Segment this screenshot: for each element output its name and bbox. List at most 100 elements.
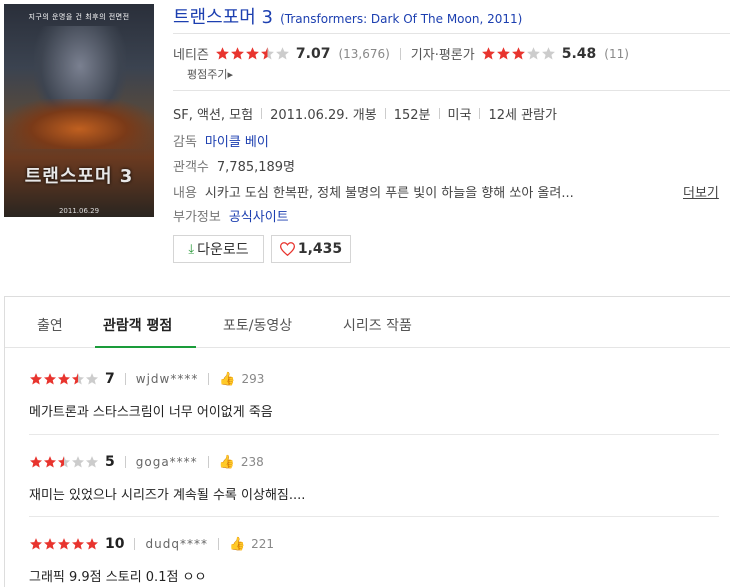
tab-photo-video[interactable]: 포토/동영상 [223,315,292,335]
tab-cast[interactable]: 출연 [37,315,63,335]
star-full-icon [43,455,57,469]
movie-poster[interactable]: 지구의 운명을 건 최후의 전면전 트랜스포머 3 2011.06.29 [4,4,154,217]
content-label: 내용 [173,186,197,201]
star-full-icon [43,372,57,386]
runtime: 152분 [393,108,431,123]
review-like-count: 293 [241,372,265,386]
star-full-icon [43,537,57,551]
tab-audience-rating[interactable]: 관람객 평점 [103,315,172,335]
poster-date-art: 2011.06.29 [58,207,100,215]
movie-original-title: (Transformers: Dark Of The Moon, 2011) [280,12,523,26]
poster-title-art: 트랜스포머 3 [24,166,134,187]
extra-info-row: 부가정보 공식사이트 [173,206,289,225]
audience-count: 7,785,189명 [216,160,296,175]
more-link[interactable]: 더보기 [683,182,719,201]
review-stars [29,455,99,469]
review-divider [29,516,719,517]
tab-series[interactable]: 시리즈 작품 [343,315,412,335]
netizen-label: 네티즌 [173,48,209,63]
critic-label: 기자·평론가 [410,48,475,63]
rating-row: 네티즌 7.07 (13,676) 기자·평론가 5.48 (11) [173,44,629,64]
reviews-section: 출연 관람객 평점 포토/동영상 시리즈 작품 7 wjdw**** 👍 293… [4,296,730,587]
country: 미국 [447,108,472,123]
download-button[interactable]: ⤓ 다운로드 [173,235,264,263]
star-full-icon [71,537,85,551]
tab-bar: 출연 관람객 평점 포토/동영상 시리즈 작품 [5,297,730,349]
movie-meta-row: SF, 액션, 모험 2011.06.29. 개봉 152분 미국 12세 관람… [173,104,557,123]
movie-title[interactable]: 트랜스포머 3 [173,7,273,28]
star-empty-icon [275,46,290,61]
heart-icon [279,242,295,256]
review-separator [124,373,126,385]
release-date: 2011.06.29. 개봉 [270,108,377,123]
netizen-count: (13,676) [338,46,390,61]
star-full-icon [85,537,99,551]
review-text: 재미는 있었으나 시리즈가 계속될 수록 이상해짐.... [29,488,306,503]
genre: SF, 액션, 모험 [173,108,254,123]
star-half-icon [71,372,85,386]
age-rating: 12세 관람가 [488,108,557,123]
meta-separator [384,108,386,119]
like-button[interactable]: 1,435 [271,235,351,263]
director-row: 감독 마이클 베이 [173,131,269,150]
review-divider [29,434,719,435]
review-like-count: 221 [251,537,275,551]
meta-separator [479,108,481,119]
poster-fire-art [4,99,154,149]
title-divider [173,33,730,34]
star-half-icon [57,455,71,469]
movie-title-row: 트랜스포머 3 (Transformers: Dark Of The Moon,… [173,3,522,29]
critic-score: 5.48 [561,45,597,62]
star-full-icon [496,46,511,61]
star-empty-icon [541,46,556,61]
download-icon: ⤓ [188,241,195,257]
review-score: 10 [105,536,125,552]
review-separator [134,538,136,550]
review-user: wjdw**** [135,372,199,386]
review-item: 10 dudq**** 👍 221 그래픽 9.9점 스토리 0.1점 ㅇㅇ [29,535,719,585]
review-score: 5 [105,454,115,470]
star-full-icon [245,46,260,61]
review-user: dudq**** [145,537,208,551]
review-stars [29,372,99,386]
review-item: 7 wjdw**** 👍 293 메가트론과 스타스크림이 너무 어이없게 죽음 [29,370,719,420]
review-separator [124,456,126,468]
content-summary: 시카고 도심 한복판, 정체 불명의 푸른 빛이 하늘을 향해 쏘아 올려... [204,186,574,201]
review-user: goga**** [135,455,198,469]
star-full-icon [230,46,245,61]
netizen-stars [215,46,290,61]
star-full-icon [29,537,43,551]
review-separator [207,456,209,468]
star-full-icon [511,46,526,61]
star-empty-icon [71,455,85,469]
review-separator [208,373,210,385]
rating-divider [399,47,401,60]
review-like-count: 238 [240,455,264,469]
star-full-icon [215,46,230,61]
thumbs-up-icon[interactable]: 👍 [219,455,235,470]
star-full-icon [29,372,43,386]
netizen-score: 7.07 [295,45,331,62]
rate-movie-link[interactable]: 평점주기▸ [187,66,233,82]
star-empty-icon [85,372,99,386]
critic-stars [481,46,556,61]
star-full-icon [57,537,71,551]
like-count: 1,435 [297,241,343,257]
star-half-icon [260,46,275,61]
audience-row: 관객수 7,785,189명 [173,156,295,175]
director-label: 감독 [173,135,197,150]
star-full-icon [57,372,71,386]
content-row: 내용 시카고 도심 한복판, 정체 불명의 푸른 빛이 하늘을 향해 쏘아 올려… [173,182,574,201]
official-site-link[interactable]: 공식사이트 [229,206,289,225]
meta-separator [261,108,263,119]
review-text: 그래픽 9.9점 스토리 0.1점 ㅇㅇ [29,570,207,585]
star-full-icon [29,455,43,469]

Exercise task:
Count how many lines of the records contain the string "title", treating uppercase and lowercase as different, and give only that number.

Response to this task:
5